§ **WHAT IS EXPECTED**
Take every line that has the string "title" and copy it out.

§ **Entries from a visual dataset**
--------------------------------

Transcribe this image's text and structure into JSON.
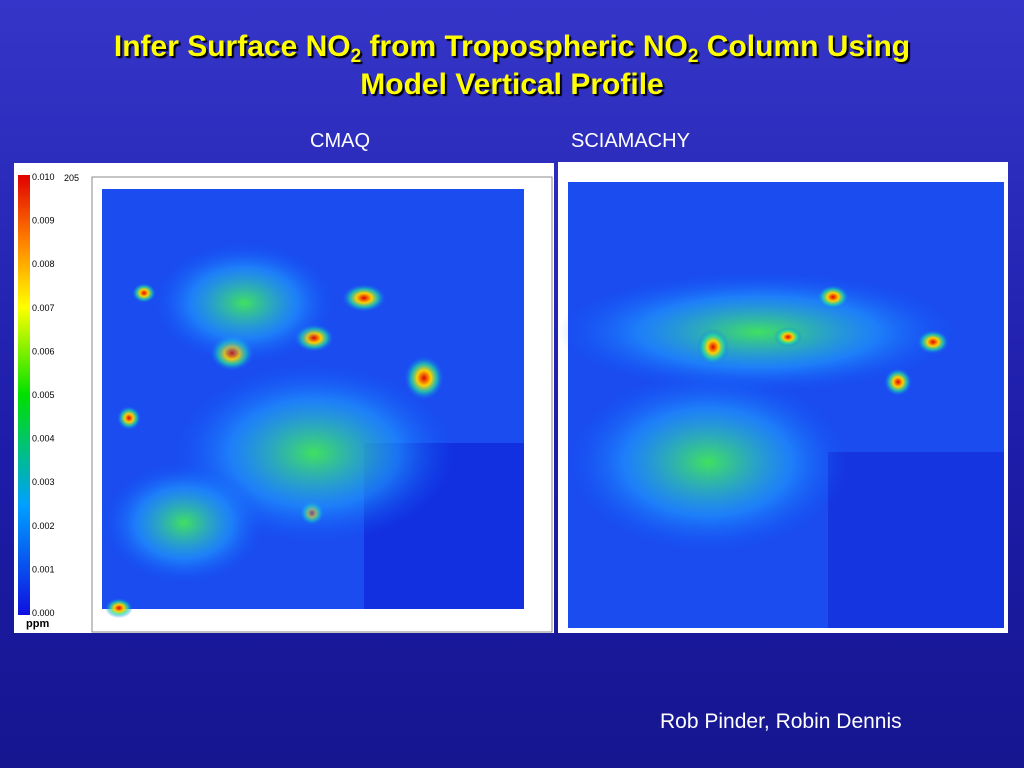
{
  "title": {
    "parts": [
      "Infer Surface NO",
      "2",
      " from Tropospheric NO",
      "2",
      " Column Using",
      "Model Vertical Profile"
    ]
  },
  "panels": [
    {
      "label": "CMAQ"
    },
    {
      "label": "SCIAMACHY"
    }
  ],
  "colorbar": {
    "ticks": [
      "0.010",
      "0.009",
      "0.008",
      "0.007",
      "0.006",
      "0.005",
      "0.004",
      "0.003",
      "0.002",
      "0.001",
      "0.000"
    ],
    "unit": "ppm",
    "note": "205"
  },
  "footer": {
    "authors": "Rob Pinder, Robin Dennis"
  }
}
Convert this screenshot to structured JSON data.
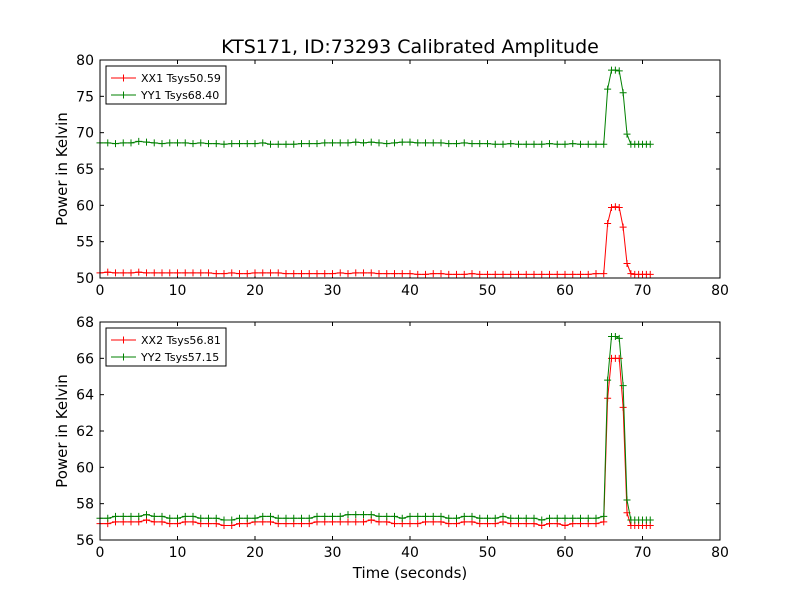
{
  "title": "KTS171, ID:73293 Calibrated Amplitude",
  "xlabel": "Time (seconds)",
  "chart_data": [
    {
      "type": "line",
      "ylabel": "Power in Kelvin",
      "xlim": [
        0,
        80
      ],
      "ylim": [
        50,
        80
      ],
      "xticks": [
        0,
        10,
        20,
        30,
        40,
        50,
        60,
        70,
        80
      ],
      "yticks": [
        50,
        55,
        60,
        65,
        70,
        75,
        80
      ],
      "legend_position": "top-left",
      "grid": false,
      "series": [
        {
          "name": "XX1 Tsys50.59",
          "color": "#ff0000",
          "x": [
            0,
            1,
            2,
            3,
            4,
            5,
            6,
            7,
            8,
            9,
            10,
            11,
            12,
            13,
            14,
            15,
            16,
            17,
            18,
            19,
            20,
            21,
            22,
            23,
            24,
            25,
            26,
            27,
            28,
            29,
            30,
            31,
            32,
            33,
            34,
            35,
            36,
            37,
            38,
            39,
            40,
            41,
            42,
            43,
            44,
            45,
            46,
            47,
            48,
            49,
            50,
            51,
            52,
            53,
            54,
            55,
            56,
            57,
            58,
            59,
            60,
            61,
            62,
            63,
            64,
            65,
            65.5,
            66,
            66.5,
            67,
            67.5,
            68,
            68.5,
            69,
            69.5,
            70,
            70.5,
            71
          ],
          "y": [
            50.7,
            50.8,
            50.7,
            50.7,
            50.7,
            50.8,
            50.7,
            50.7,
            50.7,
            50.7,
            50.7,
            50.7,
            50.7,
            50.7,
            50.7,
            50.6,
            50.6,
            50.7,
            50.6,
            50.6,
            50.7,
            50.7,
            50.7,
            50.7,
            50.6,
            50.6,
            50.6,
            50.6,
            50.6,
            50.6,
            50.6,
            50.7,
            50.6,
            50.7,
            50.7,
            50.7,
            50.6,
            50.6,
            50.6,
            50.6,
            50.6,
            50.5,
            50.5,
            50.6,
            50.6,
            50.5,
            50.5,
            50.5,
            50.6,
            50.5,
            50.5,
            50.5,
            50.5,
            50.5,
            50.5,
            50.5,
            50.5,
            50.5,
            50.5,
            50.5,
            50.5,
            50.5,
            50.5,
            50.5,
            50.6,
            50.6,
            57.5,
            59.7,
            59.8,
            59.7,
            57.0,
            52.0,
            50.6,
            50.5,
            50.5,
            50.5,
            50.5,
            50.5
          ]
        },
        {
          "name": "YY1 Tsys68.40",
          "color": "#008000",
          "x": [
            0,
            1,
            2,
            3,
            4,
            5,
            6,
            7,
            8,
            9,
            10,
            11,
            12,
            13,
            14,
            15,
            16,
            17,
            18,
            19,
            20,
            21,
            22,
            23,
            24,
            25,
            26,
            27,
            28,
            29,
            30,
            31,
            32,
            33,
            34,
            35,
            36,
            37,
            38,
            39,
            40,
            41,
            42,
            43,
            44,
            45,
            46,
            47,
            48,
            49,
            50,
            51,
            52,
            53,
            54,
            55,
            56,
            57,
            58,
            59,
            60,
            61,
            62,
            63,
            64,
            65,
            65.5,
            66,
            66.5,
            67,
            67.5,
            68,
            68.5,
            69,
            69.5,
            70,
            70.5,
            71
          ],
          "y": [
            68.6,
            68.6,
            68.5,
            68.6,
            68.6,
            68.8,
            68.7,
            68.6,
            68.5,
            68.6,
            68.6,
            68.6,
            68.5,
            68.6,
            68.5,
            68.5,
            68.4,
            68.5,
            68.5,
            68.5,
            68.5,
            68.6,
            68.4,
            68.4,
            68.4,
            68.4,
            68.5,
            68.5,
            68.5,
            68.6,
            68.6,
            68.6,
            68.6,
            68.7,
            68.6,
            68.7,
            68.6,
            68.5,
            68.6,
            68.7,
            68.7,
            68.6,
            68.6,
            68.6,
            68.6,
            68.5,
            68.5,
            68.6,
            68.5,
            68.5,
            68.5,
            68.4,
            68.4,
            68.5,
            68.4,
            68.4,
            68.4,
            68.4,
            68.5,
            68.4,
            68.4,
            68.5,
            68.4,
            68.4,
            68.4,
            68.4,
            76.0,
            78.6,
            78.6,
            78.5,
            75.5,
            69.8,
            68.4,
            68.4,
            68.4,
            68.4,
            68.4,
            68.4
          ]
        }
      ]
    },
    {
      "type": "line",
      "ylabel": "Power in Kelvin",
      "xlabel": "Time (seconds)",
      "xlim": [
        0,
        80
      ],
      "ylim": [
        56,
        68
      ],
      "xticks": [
        0,
        10,
        20,
        30,
        40,
        50,
        60,
        70,
        80
      ],
      "yticks": [
        56,
        58,
        60,
        62,
        64,
        66,
        68
      ],
      "legend_position": "top-left",
      "grid": false,
      "series": [
        {
          "name": "XX2 Tsys56.81",
          "color": "#ff0000",
          "x": [
            0,
            1,
            2,
            3,
            4,
            5,
            6,
            7,
            8,
            9,
            10,
            11,
            12,
            13,
            14,
            15,
            16,
            17,
            18,
            19,
            20,
            21,
            22,
            23,
            24,
            25,
            26,
            27,
            28,
            29,
            30,
            31,
            32,
            33,
            34,
            35,
            36,
            37,
            38,
            39,
            40,
            41,
            42,
            43,
            44,
            45,
            46,
            47,
            48,
            49,
            50,
            51,
            52,
            53,
            54,
            55,
            56,
            57,
            58,
            59,
            60,
            61,
            62,
            63,
            64,
            65,
            65.5,
            66,
            66.5,
            67,
            67.5,
            68,
            68.5,
            69,
            69.5,
            70,
            70.5,
            71
          ],
          "y": [
            56.9,
            56.9,
            57.0,
            57.0,
            57.0,
            57.0,
            57.1,
            57.0,
            57.0,
            56.9,
            56.9,
            57.0,
            57.0,
            56.9,
            56.9,
            56.9,
            56.8,
            56.8,
            56.9,
            56.9,
            57.0,
            57.0,
            57.0,
            56.9,
            56.9,
            56.9,
            56.9,
            56.9,
            57.0,
            57.0,
            57.0,
            57.0,
            57.0,
            57.0,
            57.0,
            57.1,
            57.0,
            57.0,
            56.9,
            56.9,
            56.9,
            56.9,
            57.0,
            57.0,
            57.0,
            56.9,
            56.9,
            57.0,
            57.0,
            56.9,
            56.9,
            56.9,
            57.0,
            56.9,
            56.9,
            56.9,
            56.9,
            56.8,
            56.9,
            56.9,
            56.8,
            56.9,
            56.9,
            56.9,
            56.9,
            57.0,
            63.8,
            66.0,
            66.0,
            66.0,
            63.3,
            57.5,
            56.8,
            56.8,
            56.8,
            56.8,
            56.8,
            56.8
          ]
        },
        {
          "name": "YY2 Tsys57.15",
          "color": "#008000",
          "x": [
            0,
            1,
            2,
            3,
            4,
            5,
            6,
            7,
            8,
            9,
            10,
            11,
            12,
            13,
            14,
            15,
            16,
            17,
            18,
            19,
            20,
            21,
            22,
            23,
            24,
            25,
            26,
            27,
            28,
            29,
            30,
            31,
            32,
            33,
            34,
            35,
            36,
            37,
            38,
            39,
            40,
            41,
            42,
            43,
            44,
            45,
            46,
            47,
            48,
            49,
            50,
            51,
            52,
            53,
            54,
            55,
            56,
            57,
            58,
            59,
            60,
            61,
            62,
            63,
            64,
            65,
            65.5,
            66,
            66.5,
            67,
            67.5,
            68,
            68.5,
            69,
            69.5,
            70,
            70.5,
            71
          ],
          "y": [
            57.2,
            57.2,
            57.3,
            57.3,
            57.3,
            57.3,
            57.4,
            57.3,
            57.3,
            57.2,
            57.2,
            57.3,
            57.3,
            57.2,
            57.2,
            57.2,
            57.1,
            57.1,
            57.2,
            57.2,
            57.2,
            57.3,
            57.3,
            57.2,
            57.2,
            57.2,
            57.2,
            57.2,
            57.3,
            57.3,
            57.3,
            57.3,
            57.4,
            57.4,
            57.4,
            57.4,
            57.3,
            57.3,
            57.3,
            57.2,
            57.3,
            57.3,
            57.3,
            57.3,
            57.3,
            57.2,
            57.2,
            57.3,
            57.3,
            57.2,
            57.2,
            57.2,
            57.3,
            57.2,
            57.2,
            57.2,
            57.2,
            57.1,
            57.2,
            57.2,
            57.2,
            57.2,
            57.2,
            57.2,
            57.2,
            57.3,
            64.8,
            67.2,
            67.2,
            67.1,
            64.5,
            58.2,
            57.1,
            57.1,
            57.1,
            57.1,
            57.1,
            57.1
          ]
        }
      ]
    }
  ]
}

--------------------------------

§ **CORRECT OUTPUT**
  "title": {
  "title": "KTS171, ID:73293 Calibrated Amplitude",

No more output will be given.